Robot domestique ou robot industriel : bien choisir selon son usage
07.07.2026
Le mot robot recouvre des réalités très différentes selon qu’on parle d’un aspirateur autonome ou d’un bras articulé sur une chaîne de production. Avant de chercher une machine, mieux vaut clarifier ce qui distingue ces deux familles.
La précision et la répétabilité
Un robot industriel est conçu pour répéter le même geste des milliers de fois avec une précision de l’ordre du dixième de millimètre, voire moins. Cette exigence justifie un prix élevé et une construction robuste, pensée pour tourner en continu pendant des années. Un robot domestique n’a pas ces contraintes. Sa mécanique privilégie le coût et la simplicité d’usage sur la précision absolue.
L’environnement de fonctionnement
Les robots industriels sont en général conçus pour un environnement contrôlé : un atelier, une cellule de production fermée, parfois avec des normes de sécurité strictes qui imposent des barrières physiques. Les robots domestiques doivent au contraire composer avec un environnement changeant, des obstacles imprévus, des sols irréguliers ou des animaux de compagnie, ce qui demande davantage de capteurs et d’intelligence embarquée pour l’évitement d’obstacles.
Le coût d’entrée et de maintenance
Un bras robotique industriel d’occasion peut coûter de quelques milliers à plusieurs dizaines de milliers de francs selon la charge utile et la marque, sans compter l’intégration et la maintenance spécialisée. Un robot domestique se situe le plus souvent dans une fourchette de quelques centaines de francs, avec un entretien que l’utilisateur peut gérer lui-même dans la majorité des cas.

Consigne:
Poursuivez le texte sur le choix entre robot domestique et robot industriel, en reprenant juste après sa dernière phrase.

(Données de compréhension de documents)
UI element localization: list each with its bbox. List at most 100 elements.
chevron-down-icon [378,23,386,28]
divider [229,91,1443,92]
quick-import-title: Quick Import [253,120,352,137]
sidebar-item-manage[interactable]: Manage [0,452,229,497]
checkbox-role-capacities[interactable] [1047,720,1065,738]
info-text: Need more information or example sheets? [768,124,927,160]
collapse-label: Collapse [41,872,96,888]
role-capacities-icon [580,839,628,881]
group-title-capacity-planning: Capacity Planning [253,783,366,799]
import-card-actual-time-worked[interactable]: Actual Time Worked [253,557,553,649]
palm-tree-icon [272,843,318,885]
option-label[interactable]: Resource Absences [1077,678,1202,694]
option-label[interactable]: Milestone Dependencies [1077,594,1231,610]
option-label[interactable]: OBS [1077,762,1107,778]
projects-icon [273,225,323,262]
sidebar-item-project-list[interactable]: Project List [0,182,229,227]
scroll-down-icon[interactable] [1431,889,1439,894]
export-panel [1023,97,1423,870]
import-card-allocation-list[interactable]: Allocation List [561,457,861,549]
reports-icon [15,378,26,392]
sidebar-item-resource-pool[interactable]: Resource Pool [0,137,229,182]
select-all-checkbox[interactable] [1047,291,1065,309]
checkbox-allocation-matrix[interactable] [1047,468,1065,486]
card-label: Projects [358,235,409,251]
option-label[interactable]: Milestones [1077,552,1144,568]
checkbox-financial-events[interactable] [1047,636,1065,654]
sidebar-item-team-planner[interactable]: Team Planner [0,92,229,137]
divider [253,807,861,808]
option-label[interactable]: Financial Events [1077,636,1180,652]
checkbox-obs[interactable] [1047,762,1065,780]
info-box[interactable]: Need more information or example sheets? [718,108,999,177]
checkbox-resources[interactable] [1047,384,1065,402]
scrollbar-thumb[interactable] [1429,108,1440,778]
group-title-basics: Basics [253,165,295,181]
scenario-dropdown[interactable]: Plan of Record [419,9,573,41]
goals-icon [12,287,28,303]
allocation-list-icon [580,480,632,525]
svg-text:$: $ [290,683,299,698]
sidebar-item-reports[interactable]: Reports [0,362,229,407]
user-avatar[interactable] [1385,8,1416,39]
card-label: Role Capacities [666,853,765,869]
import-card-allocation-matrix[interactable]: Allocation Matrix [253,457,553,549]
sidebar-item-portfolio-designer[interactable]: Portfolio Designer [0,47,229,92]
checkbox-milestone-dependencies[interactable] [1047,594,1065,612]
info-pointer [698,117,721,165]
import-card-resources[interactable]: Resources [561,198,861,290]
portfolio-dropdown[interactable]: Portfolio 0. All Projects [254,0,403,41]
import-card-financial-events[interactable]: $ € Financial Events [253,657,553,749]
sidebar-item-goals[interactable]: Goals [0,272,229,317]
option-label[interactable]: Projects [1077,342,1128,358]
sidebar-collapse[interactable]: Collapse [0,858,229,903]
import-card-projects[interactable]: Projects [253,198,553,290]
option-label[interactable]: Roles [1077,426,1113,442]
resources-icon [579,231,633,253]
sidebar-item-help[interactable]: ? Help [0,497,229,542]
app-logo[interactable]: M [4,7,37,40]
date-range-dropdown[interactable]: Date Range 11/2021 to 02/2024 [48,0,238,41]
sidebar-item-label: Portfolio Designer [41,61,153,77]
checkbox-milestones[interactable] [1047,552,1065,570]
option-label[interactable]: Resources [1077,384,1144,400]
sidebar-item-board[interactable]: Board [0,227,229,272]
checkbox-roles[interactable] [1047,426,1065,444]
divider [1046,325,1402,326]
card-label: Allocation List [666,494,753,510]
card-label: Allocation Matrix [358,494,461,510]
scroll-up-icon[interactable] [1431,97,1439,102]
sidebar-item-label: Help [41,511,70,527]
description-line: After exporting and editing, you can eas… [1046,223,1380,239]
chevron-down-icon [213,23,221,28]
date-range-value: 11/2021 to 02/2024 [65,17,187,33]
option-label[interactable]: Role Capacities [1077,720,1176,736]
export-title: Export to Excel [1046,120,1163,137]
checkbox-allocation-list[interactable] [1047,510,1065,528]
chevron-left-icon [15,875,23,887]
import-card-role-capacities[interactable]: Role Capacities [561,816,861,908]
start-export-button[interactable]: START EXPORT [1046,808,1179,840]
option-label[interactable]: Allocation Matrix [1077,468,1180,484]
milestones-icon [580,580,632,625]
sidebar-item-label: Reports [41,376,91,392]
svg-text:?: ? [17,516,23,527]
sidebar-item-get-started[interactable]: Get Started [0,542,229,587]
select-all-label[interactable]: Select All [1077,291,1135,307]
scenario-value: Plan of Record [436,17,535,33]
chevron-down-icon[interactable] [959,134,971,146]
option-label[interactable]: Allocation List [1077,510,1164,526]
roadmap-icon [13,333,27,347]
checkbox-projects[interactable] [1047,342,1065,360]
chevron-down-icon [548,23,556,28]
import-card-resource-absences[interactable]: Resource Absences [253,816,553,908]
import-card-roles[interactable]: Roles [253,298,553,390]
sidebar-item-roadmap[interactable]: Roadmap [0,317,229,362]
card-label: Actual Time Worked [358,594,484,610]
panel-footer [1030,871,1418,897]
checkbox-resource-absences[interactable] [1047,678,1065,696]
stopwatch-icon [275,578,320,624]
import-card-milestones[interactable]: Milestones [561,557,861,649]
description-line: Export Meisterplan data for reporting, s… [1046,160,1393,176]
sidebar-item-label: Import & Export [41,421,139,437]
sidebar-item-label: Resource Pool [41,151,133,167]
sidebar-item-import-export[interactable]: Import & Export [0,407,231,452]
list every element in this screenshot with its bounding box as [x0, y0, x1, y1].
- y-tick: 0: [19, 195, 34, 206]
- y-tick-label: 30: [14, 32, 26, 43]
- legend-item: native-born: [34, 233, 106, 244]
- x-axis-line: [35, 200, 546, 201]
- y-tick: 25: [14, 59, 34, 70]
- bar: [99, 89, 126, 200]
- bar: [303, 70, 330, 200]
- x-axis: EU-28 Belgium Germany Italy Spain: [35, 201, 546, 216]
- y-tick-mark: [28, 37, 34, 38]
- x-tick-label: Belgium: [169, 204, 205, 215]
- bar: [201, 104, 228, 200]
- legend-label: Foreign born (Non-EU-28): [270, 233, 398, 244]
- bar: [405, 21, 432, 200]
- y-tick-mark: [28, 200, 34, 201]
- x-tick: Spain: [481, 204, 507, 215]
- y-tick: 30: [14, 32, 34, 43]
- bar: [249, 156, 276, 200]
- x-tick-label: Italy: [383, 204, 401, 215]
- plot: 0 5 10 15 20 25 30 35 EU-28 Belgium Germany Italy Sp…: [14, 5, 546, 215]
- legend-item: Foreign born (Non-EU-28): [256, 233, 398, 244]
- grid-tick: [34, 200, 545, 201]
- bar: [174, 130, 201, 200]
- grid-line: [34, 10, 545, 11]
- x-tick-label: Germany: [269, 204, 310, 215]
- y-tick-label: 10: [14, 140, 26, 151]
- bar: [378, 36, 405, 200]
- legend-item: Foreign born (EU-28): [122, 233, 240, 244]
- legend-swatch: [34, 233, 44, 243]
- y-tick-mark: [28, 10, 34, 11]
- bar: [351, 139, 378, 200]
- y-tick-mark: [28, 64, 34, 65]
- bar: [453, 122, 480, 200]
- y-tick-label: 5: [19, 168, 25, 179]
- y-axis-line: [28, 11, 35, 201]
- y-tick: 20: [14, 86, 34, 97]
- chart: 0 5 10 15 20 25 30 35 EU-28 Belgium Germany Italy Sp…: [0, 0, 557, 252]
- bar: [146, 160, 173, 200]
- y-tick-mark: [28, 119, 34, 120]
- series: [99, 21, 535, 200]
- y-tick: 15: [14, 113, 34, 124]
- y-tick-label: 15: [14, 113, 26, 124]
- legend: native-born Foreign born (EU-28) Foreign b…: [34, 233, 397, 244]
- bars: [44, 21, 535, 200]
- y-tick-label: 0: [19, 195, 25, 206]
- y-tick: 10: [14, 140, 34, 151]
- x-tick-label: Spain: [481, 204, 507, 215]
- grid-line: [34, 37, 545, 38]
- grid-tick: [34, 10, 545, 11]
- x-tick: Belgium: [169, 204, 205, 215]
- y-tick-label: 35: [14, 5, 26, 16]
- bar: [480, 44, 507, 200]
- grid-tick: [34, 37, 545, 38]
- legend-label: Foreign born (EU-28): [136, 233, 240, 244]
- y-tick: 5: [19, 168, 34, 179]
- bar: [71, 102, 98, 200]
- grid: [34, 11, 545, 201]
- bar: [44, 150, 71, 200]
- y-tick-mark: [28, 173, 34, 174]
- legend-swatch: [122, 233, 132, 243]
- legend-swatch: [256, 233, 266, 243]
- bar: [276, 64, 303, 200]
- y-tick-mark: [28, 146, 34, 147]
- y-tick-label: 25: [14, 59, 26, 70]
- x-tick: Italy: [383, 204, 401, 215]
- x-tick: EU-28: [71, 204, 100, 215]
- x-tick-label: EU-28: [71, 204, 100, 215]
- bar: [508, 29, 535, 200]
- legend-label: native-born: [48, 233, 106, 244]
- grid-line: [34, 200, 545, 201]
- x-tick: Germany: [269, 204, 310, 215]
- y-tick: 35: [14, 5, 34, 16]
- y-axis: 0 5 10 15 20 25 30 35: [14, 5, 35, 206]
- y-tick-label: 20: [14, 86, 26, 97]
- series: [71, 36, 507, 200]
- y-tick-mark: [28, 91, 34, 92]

Corrigé:
Le bon choix selon le projet
Pour un usage personnel, éducatif ou pour un petit projet de prototypage, un robot domestique ou une plateforme éducative suffit largement et coûte beaucoup moins cher à l’achat comme à l’entretien. Pour un usage professionnel qui demande de la répétabilité sur des tâches précises, mieux vaut regarder du côté des robots industriels, y compris d’occasion, où le marché de la seconde main permet souvent d’accéder à du matériel fiable à un coût réduit par rapport au neuf.
Dans les deux cas, la question à se poser en premier n’est pas la technologie mais le besoin réel : quelle tâche doit être automatisée, à quelle fréquence, et avec quelle marge d’erreur acceptable. C’est cette réponse qui oriente ensuite vers l’une ou l’autre famille de robots.